Written exercise:
Count the lines in the data below where the string "secondary" occurs, please, and give the number alone.

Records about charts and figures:
......

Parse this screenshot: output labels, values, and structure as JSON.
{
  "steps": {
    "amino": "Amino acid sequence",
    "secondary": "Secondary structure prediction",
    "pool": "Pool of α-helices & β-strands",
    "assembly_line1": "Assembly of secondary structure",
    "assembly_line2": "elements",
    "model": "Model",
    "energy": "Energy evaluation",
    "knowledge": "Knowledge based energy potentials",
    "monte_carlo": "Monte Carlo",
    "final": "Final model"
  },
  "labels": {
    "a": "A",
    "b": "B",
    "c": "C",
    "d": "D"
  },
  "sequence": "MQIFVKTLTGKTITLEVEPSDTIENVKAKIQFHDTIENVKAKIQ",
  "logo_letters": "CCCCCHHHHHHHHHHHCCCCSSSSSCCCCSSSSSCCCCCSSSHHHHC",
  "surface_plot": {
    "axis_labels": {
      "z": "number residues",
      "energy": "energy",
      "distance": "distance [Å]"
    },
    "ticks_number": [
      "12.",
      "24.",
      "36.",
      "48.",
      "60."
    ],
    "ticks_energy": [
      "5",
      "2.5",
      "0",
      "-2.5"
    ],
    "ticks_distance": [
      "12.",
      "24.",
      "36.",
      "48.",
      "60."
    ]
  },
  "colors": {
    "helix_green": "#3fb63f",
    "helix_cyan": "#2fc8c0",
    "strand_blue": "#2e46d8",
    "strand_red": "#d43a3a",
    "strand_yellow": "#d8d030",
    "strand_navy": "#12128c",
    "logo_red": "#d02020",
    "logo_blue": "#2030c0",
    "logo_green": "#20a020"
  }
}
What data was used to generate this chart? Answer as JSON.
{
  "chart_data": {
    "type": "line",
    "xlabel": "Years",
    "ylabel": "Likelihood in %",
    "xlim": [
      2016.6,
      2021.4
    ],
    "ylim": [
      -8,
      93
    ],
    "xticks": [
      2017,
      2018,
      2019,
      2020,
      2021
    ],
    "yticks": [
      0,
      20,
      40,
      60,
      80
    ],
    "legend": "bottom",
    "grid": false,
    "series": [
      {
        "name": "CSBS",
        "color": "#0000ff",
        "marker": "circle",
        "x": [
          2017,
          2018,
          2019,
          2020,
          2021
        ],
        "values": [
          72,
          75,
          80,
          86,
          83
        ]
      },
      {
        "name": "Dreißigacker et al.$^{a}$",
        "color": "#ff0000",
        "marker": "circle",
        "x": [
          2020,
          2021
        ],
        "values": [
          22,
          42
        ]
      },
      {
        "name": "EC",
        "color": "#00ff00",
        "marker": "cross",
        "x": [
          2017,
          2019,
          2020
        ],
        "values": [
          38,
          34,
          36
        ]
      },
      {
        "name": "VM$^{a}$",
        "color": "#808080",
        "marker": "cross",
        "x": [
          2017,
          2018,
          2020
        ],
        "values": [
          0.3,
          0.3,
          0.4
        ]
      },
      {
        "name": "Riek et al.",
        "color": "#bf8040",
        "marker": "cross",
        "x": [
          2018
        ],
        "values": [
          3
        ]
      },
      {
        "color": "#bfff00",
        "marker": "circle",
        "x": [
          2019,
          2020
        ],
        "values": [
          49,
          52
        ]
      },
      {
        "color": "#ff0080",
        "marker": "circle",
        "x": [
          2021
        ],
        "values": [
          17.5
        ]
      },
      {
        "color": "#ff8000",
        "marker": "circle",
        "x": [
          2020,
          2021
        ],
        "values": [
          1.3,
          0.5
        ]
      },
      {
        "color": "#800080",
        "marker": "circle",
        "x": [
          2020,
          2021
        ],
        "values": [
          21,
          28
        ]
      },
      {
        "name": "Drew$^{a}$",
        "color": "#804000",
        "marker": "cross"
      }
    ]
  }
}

......

Reply:
2